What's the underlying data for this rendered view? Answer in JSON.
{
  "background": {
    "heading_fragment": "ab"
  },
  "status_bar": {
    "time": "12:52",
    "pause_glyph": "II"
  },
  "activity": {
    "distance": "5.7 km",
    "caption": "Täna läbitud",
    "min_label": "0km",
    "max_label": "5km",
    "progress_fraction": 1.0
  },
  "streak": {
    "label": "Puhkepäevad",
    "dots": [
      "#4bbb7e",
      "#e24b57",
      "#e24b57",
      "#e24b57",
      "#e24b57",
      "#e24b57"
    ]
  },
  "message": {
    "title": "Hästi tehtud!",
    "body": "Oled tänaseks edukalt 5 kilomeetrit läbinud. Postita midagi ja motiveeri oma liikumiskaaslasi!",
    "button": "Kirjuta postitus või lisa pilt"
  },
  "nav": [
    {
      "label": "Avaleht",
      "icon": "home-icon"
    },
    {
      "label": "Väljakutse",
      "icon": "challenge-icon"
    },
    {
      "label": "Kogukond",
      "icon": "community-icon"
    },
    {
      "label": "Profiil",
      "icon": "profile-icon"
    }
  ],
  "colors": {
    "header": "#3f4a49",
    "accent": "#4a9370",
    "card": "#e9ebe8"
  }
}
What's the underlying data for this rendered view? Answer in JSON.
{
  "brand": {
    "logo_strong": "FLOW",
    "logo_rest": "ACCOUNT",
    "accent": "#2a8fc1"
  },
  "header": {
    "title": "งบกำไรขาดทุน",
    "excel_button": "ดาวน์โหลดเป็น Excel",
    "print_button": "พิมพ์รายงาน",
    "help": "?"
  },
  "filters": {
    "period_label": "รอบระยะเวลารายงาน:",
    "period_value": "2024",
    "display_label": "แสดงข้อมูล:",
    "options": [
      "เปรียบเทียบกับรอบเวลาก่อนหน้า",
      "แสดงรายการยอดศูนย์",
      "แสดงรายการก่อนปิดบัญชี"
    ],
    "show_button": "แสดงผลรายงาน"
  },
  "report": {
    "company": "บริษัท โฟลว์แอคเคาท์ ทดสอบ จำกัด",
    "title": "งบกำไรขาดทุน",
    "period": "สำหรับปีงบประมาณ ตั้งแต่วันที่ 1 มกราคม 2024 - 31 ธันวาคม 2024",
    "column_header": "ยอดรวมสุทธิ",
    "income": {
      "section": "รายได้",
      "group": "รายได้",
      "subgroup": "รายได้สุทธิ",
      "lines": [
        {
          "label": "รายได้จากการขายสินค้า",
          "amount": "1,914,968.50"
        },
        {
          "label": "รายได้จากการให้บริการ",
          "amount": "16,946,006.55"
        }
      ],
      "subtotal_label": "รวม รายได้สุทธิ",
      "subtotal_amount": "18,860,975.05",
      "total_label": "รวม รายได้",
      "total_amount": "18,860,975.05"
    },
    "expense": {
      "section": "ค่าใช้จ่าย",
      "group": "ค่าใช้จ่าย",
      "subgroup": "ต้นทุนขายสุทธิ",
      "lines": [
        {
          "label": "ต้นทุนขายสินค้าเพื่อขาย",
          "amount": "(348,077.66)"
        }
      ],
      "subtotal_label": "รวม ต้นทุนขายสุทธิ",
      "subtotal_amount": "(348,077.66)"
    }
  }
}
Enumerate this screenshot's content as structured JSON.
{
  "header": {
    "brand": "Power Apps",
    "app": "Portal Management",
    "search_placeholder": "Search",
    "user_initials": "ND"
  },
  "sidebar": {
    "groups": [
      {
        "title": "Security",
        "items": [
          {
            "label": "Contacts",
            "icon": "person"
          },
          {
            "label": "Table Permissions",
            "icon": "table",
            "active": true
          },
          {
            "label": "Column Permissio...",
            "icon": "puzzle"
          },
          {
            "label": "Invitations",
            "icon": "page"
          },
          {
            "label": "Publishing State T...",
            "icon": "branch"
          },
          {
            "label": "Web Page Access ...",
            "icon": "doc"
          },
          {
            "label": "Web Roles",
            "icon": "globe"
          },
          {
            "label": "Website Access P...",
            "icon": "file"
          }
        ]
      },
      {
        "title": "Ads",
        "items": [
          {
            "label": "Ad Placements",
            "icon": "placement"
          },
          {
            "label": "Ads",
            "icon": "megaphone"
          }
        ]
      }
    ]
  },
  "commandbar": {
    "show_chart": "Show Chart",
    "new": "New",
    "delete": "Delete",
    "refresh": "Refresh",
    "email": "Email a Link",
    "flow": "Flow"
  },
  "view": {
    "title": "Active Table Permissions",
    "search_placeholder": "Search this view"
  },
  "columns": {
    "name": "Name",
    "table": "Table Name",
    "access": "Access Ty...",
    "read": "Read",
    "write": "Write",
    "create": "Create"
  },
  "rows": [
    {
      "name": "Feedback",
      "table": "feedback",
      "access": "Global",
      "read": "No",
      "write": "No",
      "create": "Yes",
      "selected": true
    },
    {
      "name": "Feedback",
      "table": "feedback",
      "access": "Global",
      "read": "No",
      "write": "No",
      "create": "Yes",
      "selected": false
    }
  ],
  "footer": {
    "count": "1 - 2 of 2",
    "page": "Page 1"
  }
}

What the exercise asks: Each line must be given again exactly as written above.

Response:
What's the underlying data for this rendered view? Answer in JSON.
{
  "background": {
    "heading_fragment": "ab"
  },
  "status_bar": {
    "time": "12:52",
    "pause_glyph": "II"
  },
  "activity": {
    "distance": "5.7 km",
    "caption": "Täna läbitud",
    "min_label": "0km",
    "max_label": "5km",
    "progress_fraction": 1.0
  },
  "streak": {
    "label": "Puhkepäevad",
    "dots": [
      "#4bbb7e",
      "#e24b57",
      "#e24b57",
      "#e24b57",
      "#e24b57",
      "#e24b57"
    ]
  },
  "message": {
    "title": "Hästi tehtud!",
    "body": "Oled tänaseks edukalt 5 kilomeetrit läbinud. Postita midagi ja motiveeri oma liikumiskaaslasi!",
    "button": "Kirjuta postitus või lisa pilt"
  },
  "nav": [
    {
      "label": "Avaleht",
      "icon": "home-icon"
    },
    {
      "label": "Väljakutse",
      "icon": "challenge-icon"
    },
    {
      "label": "Kogukond",
      "icon": "community-icon"
    },
    {
      "label": "Profiil",
      "icon": "profile-icon"
    }
  ],
  "colors": {
    "header": "#3f4a49",
    "accent": "#4a9370",
    "card": "#e9ebe8"
  }
}
What's the underlying data for this rendered view? Answer in JSON.
{
  "brand": {
    "logo_strong": "FLOW",
    "logo_rest": "ACCOUNT",
    "accent": "#2a8fc1"
  },
  "header": {
    "title": "งบกำไรขาดทุน",
    "excel_button": "ดาวน์โหลดเป็น Excel",
    "print_button": "พิมพ์รายงาน",
    "help": "?"
  },
  "filters": {
    "period_label": "รอบระยะเวลารายงาน:",
    "period_value": "2024",
    "display_label": "แสดงข้อมูล:",
    "options": [
      "เปรียบเทียบกับรอบเวลาก่อนหน้า",
      "แสดงรายการยอดศูนย์",
      "แสดงรายการก่อนปิดบัญชี"
    ],
    "show_button": "แสดงผลรายงาน"
  },
  "report": {
    "company": "บริษัท โฟลว์แอคเคาท์ ทดสอบ จำกัด",
    "title": "งบกำไรขาดทุน",
    "period": "สำหรับปีงบประมาณ ตั้งแต่วันที่ 1 มกราคม 2024 - 31 ธันวาคม 2024",
    "column_header": "ยอดรวมสุทธิ",
    "income": {
      "section": "รายได้",
      "group": "รายได้",
      "subgroup": "รายได้สุทธิ",
      "lines": [
        {
          "label": "รายได้จากการขายสินค้า",
          "amount": "1,914,968.50"
        },
        {
          "label": "รายได้จากการให้บริการ",
          "amount": "16,946,006.55"
        }
      ],
      "subtotal_label": "รวม รายได้สุทธิ",
      "subtotal_amount": "18,860,975.05",
      "total_label": "รวม รายได้",
      "total_amount": "18,860,975.05"
    },
    "expense": {
      "section": "ค่าใช้จ่าย",
      "group": "ค่าใช้จ่าย",
      "subgroup": "ต้นทุนขายสุทธิ",
      "lines": [
        {
          "label": "ต้นทุนขายสินค้าเพื่อขาย",
          "amount": "(348,077.66)"
        }
      ],
      "subtotal_label": "รวม ต้นทุนขายสุทธิ",
      "subtotal_amount": "(348,077.66)"
    }
  }
}
Enumerate this screenshot's content as structured JSON.
{
  "header": {
    "brand": "Power Apps",
    "app": "Portal Management",
    "search_placeholder": "Search",
    "user_initials": "ND"
  },
  "sidebar": {
    "groups": [
      {
        "title": "Security",
        "items": [
          {
            "label": "Contacts",
            "icon": "person"
          },
          {
            "label": "Table Permissions",
            "icon": "table",
            "active": true
          },
          {
            "label": "Column Permissio...",
            "icon": "puzzle"
          },
          {
            "label": "Invitations",
            "icon": "page"
          },
          {
            "label": "Publishing State T...",
            "icon": "branch"
          },
          {
            "label": "Web Page Access ...",
            "icon": "doc"
          },
          {
            "label": "Web Roles",
            "icon": "globe"
          },
          {
            "label": "Website Access P...",
            "icon": "file"
          }
        ]
      },
      {
        "title": "Ads",
        "items": [
          {
            "label": "Ad Placements",
            "icon": "placement"
          },
          {
            "label": "Ads",
            "icon": "megaphone"
          }
        ]
      }
    ]
  },
  "commandbar": {
    "show_chart": "Show Chart",
    "new": "New",
    "delete": "Delete",
    "refresh": "Refresh",
    "email": "Email a Link",
    "flow": "Flow"
  },
  "view": {
    "title": "Active Table Permissions",
    "search_placeholder": "Search this view"
  },
  "columns": {
    "name": "Name",
    "table": "Table Name",
    "access": "Access Ty...",
    "read": "Read",
    "write": "Write",
    "create": "Create"
  },
  "rows": [
    {
      "name": "Feedback",
      "table": "feedback",
      "access": "Global",
      "read": "No",
      "write": "No",
      "create": "Yes",
      "selected": true
    },
    {
      "name": "Feedback",
      "table": "feedback",
      "access": "Global",
      "read": "No",
      "write": "No",
      "create": "Yes",
      "selected": false
    }
  ],
  "footer": {
    "count": "1 - 2 of 2",
    "page": "Page 1"
  }
}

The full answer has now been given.